Set exercise:
With the pictures omitted, write out the entries that follow exactly as they stand.

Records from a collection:
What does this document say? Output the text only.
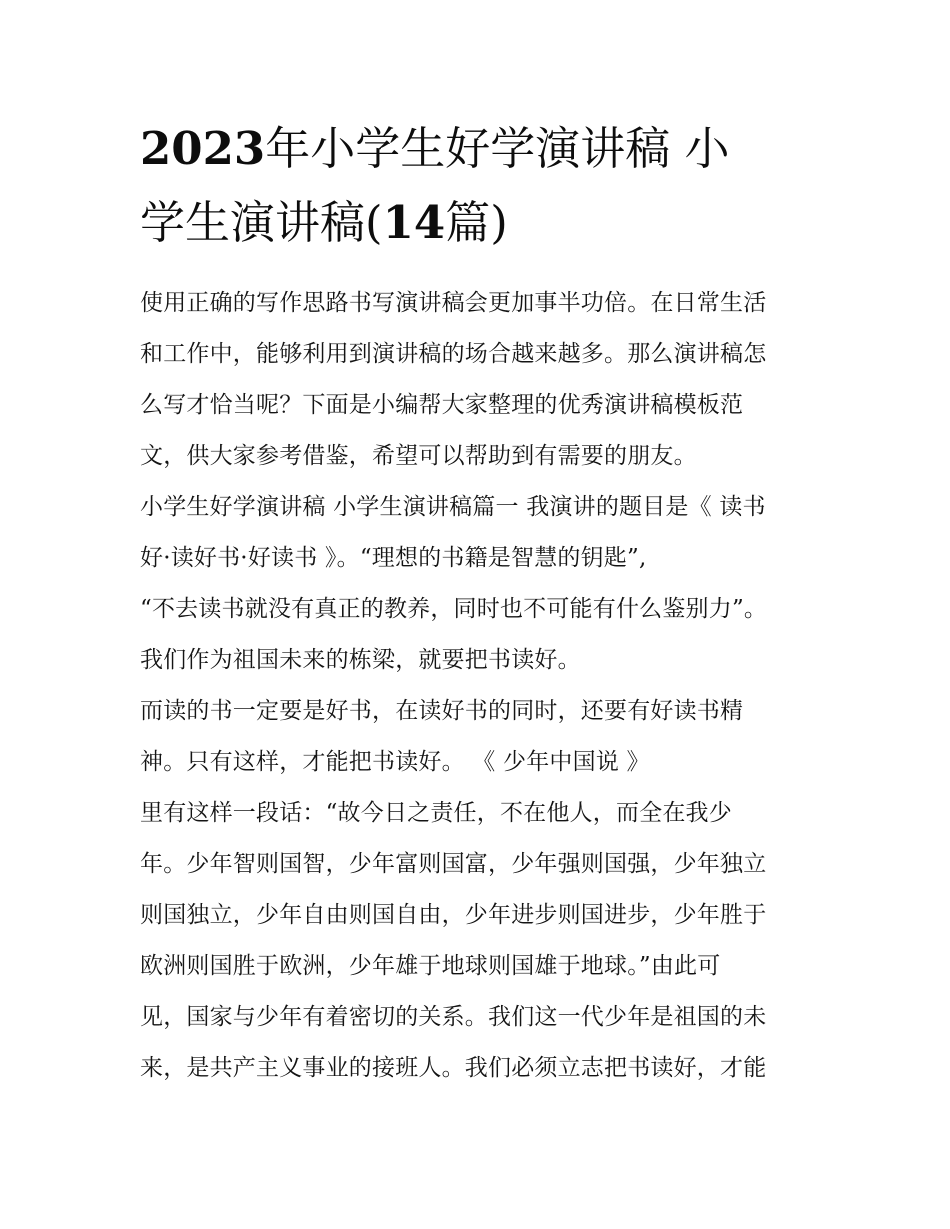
2023年小学生好学演讲稿 小
学生演讲稿(14篇)
使用正确的写作思路书写演讲稿会更加事半功倍。在日常生活
和工作中，能够利用到演讲稿的场合越来越多。那么演讲稿怎
么写才恰当呢？下面是小编帮大家整理的优秀演讲稿模板范
文，供大家参考借鉴，希望可以帮助到有需要的朋友。
小学生好学演讲稿 小学生演讲稿篇一 我演讲的题目是《 读书
好·读好书·好读书 》。“理想的书籍是智慧的钥匙”,
“不去读书就没有真正的教养，同时也不可能有什么鉴别力”。
我们作为祖国未来的栋梁，就要把书读好。
而读的书一定要是好书，在读好书的同时，还要有好读书精
神。只有这样，才能把书读好。 《 少年中国说 》
里有这样一段话：“故今日之责任，不在他人，而全在我少
年。少年智则国智，少年富则国富，少年强则国强，少年独立
则国独立，少年自由则国自由，少年进步则国进步，少年胜于
欧洲则国胜于欧洲，少年雄于地球则国雄于地球。”由此可
见，国家与少年有着密切的关系。我们这一代少年是祖国的未
来，是共产主义事业的接班人。我们必须立志把书读好，才能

The solution:
What does this document say? Output the text only.
2023年小学生好学演讲稿 小
学生演讲稿(14篇)
使用正确的写作思路书写演讲稿会更加事半功倍。在日常生活
和工作中，能够利用到演讲稿的场合越来越多。那么演讲稿怎
么写才恰当呢？下面是小编帮大家整理的优秀演讲稿模板范
文，供大家参考借鉴，希望可以帮助到有需要的朋友。
小学生好学演讲稿 小学生演讲稿篇一 我演讲的题目是《 读书
好·读好书·好读书 》。“理想的书籍是智慧的钥匙”,
“不去读书就没有真正的教养，同时也不可能有什么鉴别力”。
我们作为祖国未来的栋梁，就要把书读好。
而读的书一定要是好书，在读好书的同时，还要有好读书精
神。只有这样，才能把书读好。 《 少年中国说 》
里有这样一段话：“故今日之责任，不在他人，而全在我少
年。少年智则国智，少年富则国富，少年强则国强，少年独立
则国独立，少年自由则国自由，少年进步则国进步，少年胜于
欧洲则国胜于欧洲，少年雄于地球则国雄于地球。”由此可
见，国家与少年有着密切的关系。我们这一代少年是祖国的未
来，是共产主义事业的接班人。我们必须立志把书读好，才能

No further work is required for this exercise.